[Begin ENTRIES SUPPLIED]

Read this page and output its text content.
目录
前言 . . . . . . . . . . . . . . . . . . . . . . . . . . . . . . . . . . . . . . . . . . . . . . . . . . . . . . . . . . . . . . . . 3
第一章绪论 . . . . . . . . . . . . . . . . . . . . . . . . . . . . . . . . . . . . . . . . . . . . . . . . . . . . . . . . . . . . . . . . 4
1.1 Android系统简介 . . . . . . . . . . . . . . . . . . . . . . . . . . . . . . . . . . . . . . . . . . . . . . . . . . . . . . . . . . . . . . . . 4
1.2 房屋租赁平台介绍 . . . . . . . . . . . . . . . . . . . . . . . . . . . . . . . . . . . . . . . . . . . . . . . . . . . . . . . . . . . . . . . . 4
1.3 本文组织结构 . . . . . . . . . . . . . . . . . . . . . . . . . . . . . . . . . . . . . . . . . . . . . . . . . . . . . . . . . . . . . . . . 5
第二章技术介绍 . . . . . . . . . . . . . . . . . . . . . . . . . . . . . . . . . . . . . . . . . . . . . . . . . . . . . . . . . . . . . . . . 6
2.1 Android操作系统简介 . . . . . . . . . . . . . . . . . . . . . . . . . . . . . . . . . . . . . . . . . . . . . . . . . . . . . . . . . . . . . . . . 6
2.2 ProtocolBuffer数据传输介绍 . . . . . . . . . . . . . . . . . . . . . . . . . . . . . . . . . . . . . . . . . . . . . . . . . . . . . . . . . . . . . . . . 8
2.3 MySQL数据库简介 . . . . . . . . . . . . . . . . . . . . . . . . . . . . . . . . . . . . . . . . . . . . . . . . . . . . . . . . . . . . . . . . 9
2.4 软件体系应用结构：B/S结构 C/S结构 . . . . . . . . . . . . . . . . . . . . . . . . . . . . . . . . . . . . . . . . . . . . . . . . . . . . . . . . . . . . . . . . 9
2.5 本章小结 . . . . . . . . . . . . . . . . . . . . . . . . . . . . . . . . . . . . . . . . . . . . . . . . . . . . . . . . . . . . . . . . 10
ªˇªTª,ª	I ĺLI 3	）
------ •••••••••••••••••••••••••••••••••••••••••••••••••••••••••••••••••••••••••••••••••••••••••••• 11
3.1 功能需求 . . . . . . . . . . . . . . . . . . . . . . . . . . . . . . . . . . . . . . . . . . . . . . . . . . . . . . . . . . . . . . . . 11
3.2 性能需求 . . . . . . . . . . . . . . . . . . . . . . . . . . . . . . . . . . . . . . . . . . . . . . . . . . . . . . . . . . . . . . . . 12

[End ENTRIES SUPPLIED]

● **AIM OF THE EXERCISE**
Reproduce the data in its entirety, matching each character.

● **RESPONSE TO THIS EXERCISE**
Read this page and output its text content.
目录
前言 . . . . . . . . . . . . . . . . . . . . . . . . . . . . . . . . . . . . . . . . . . . . . . . . . . . . . . . . . . . . . . . . 3
第一章绪论 . . . . . . . . . . . . . . . . . . . . . . . . . . . . . . . . . . . . . . . . . . . . . . . . . . . . . . . . . . . . . . . . 4
1.1 Android系统简介 . . . . . . . . . . . . . . . . . . . . . . . . . . . . . . . . . . . . . . . . . . . . . . . . . . . . . . . . . . . . . . . . 4
1.2 房屋租赁平台介绍 . . . . . . . . . . . . . . . . . . . . . . . . . . . . . . . . . . . . . . . . . . . . . . . . . . . . . . . . . . . . . . . . 4
1.3 本文组织结构 . . . . . . . . . . . . . . . . . . . . . . . . . . . . . . . . . . . . . . . . . . . . . . . . . . . . . . . . . . . . . . . . 5
第二章技术介绍 . . . . . . . . . . . . . . . . . . . . . . . . . . . . . . . . . . . . . . . . . . . . . . . . . . . . . . . . . . . . . . . . 6
2.1 Android操作系统简介 . . . . . . . . . . . . . . . . . . . . . . . . . . . . . . . . . . . . . . . . . . . . . . . . . . . . . . . . . . . . . . . . 6
2.2 ProtocolBuffer数据传输介绍 . . . . . . . . . . . . . . . . . . . . . . . . . . . . . . . . . . . . . . . . . . . . . . . . . . . . . . . . . . . . . . . . 8
2.3 MySQL数据库简介 . . . . . . . . . . . . . . . . . . . . . . . . . . . . . . . . . . . . . . . . . . . . . . . . . . . . . . . . . . . . . . . . 9
2.4 软件体系应用结构：B/S结构 C/S结构 . . . . . . . . . . . . . . . . . . . . . . . . . . . . . . . . . . . . . . . . . . . . . . . . . . . . . . . . . . . . . . . . 9
2.5 本章小结 . . . . . . . . . . . . . . . . . . . . . . . . . . . . . . . . . . . . . . . . . . . . . . . . . . . . . . . . . . . . . . . . 10
ªˇªTª,ª	I ĺLI 3	）
------ •••••••••••••••••••••••••••••••••••••••••••••••••••••••••••••••••••••••••••••••••••••••••••• 11
3.1 功能需求 . . . . . . . . . . . . . . . . . . . . . . . . . . . . . . . . . . . . . . . . . . . . . . . . . . . . . . . . . . . . . . . . 11
3.2 性能需求 . . . . . . . . . . . . . . . . . . . . . . . . . . . . . . . . . . . . . . . . . . . . . . . . . . . . . . . . . . . . . . . . 12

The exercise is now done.